EXERCISE
Go through the entries below and pick out every line with "dochter".
------------------------------------------------
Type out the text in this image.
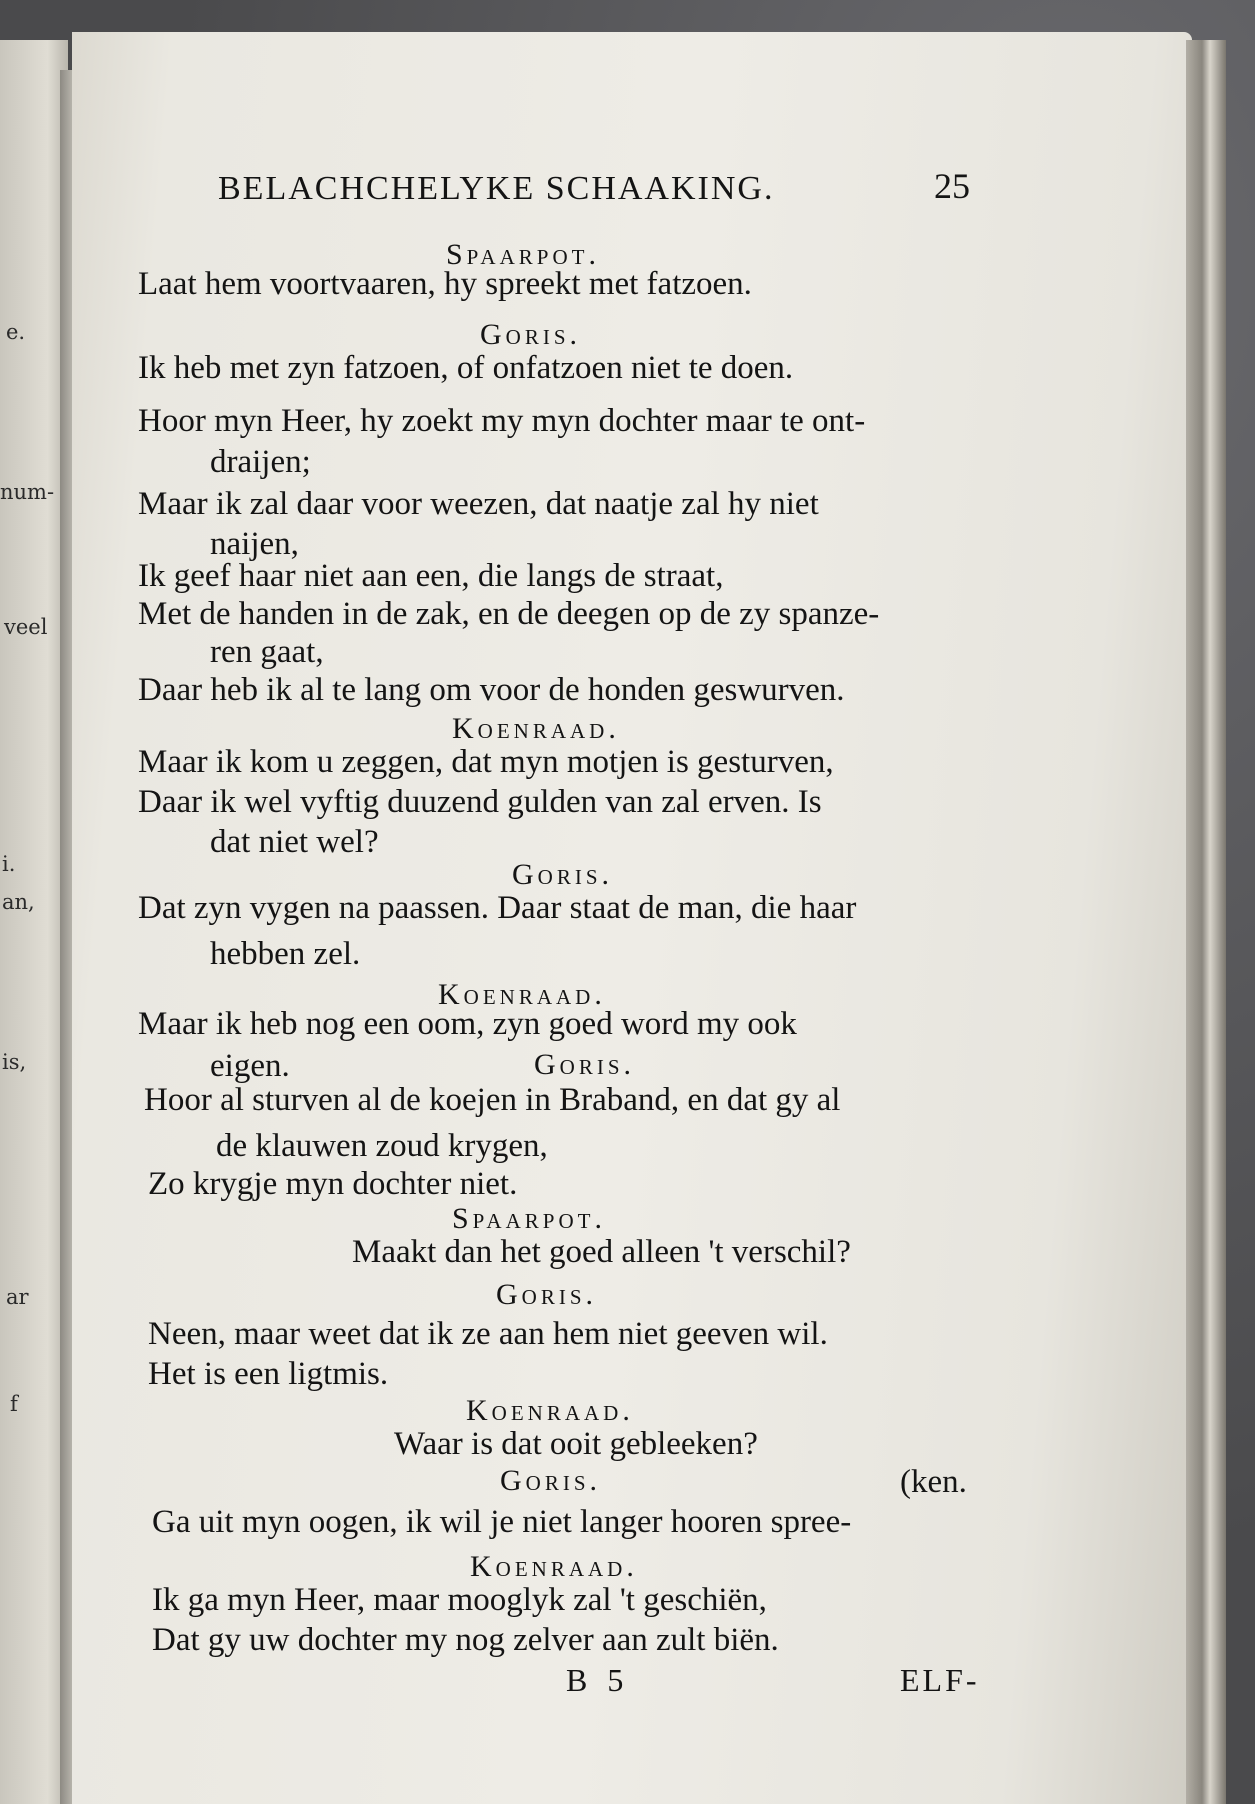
e.
num-
veel
i.
an,
is,
ar
f
BELACHCHELYKE SCHAAKING.	25
Spaarpot.
Laat hem voortvaaren, hy spreekt met fatzoen.
Goris.
Ik heb met zyn fatzoen, of onfatzoen niet te doen.
Hoor myn Heer, hy zoekt my myn dochter maar te ont-
draijen;
Maar ik zal daar voor weezen, dat naatje zal hy niet
naijen,
Ik geef haar niet aan een, die langs de straat,
Met de handen in de zak, en de deegen op de zy spanze-
ren gaat,
Daar heb ik al te lang om voor de honden geswurven.
Koenraad.
Maar ik kom u zeggen, dat myn motjen is gesturven,
Daar ik wel vyftig duuzend gulden van zal erven. Is
dat niet wel?
Goris.
Dat zyn vygen na paassen. Daar staat de man, die haar
hebben zel.
Koenraad.
Maar ik heb nog een oom, zyn goed word my ook
eigen.	Goris.
Hoor al sturven al de koejen in Braband, en dat gy al
de klauwen zoud krygen,
Zo krygje myn dochter niet.
Spaarpot.
Maakt dan het goed alleen 't verschil?
Goris.
Neen, maar weet dat ik ze aan hem niet geeven wil.
Het is een ligtmis.
Koenraad.
Waar is dat ooit gebleeken?
Goris.	(ken.
Ga uit myn oogen, ik wil je niet langer hooren spree-
Koenraad.
Ik ga myn Heer, maar mooglyk zal 't geschiën,
Dat gy uw dochter my nog zelver aan zult biën.
B 5	ELF-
------------------------------------------------
SOLUTION TO THIS EXERCISE
Hoor myn Heer, hy zoekt my myn dochter maar te ont-
Zo krygje myn dochter niet.
Dat gy uw dochter my nog zelver aan zult biën.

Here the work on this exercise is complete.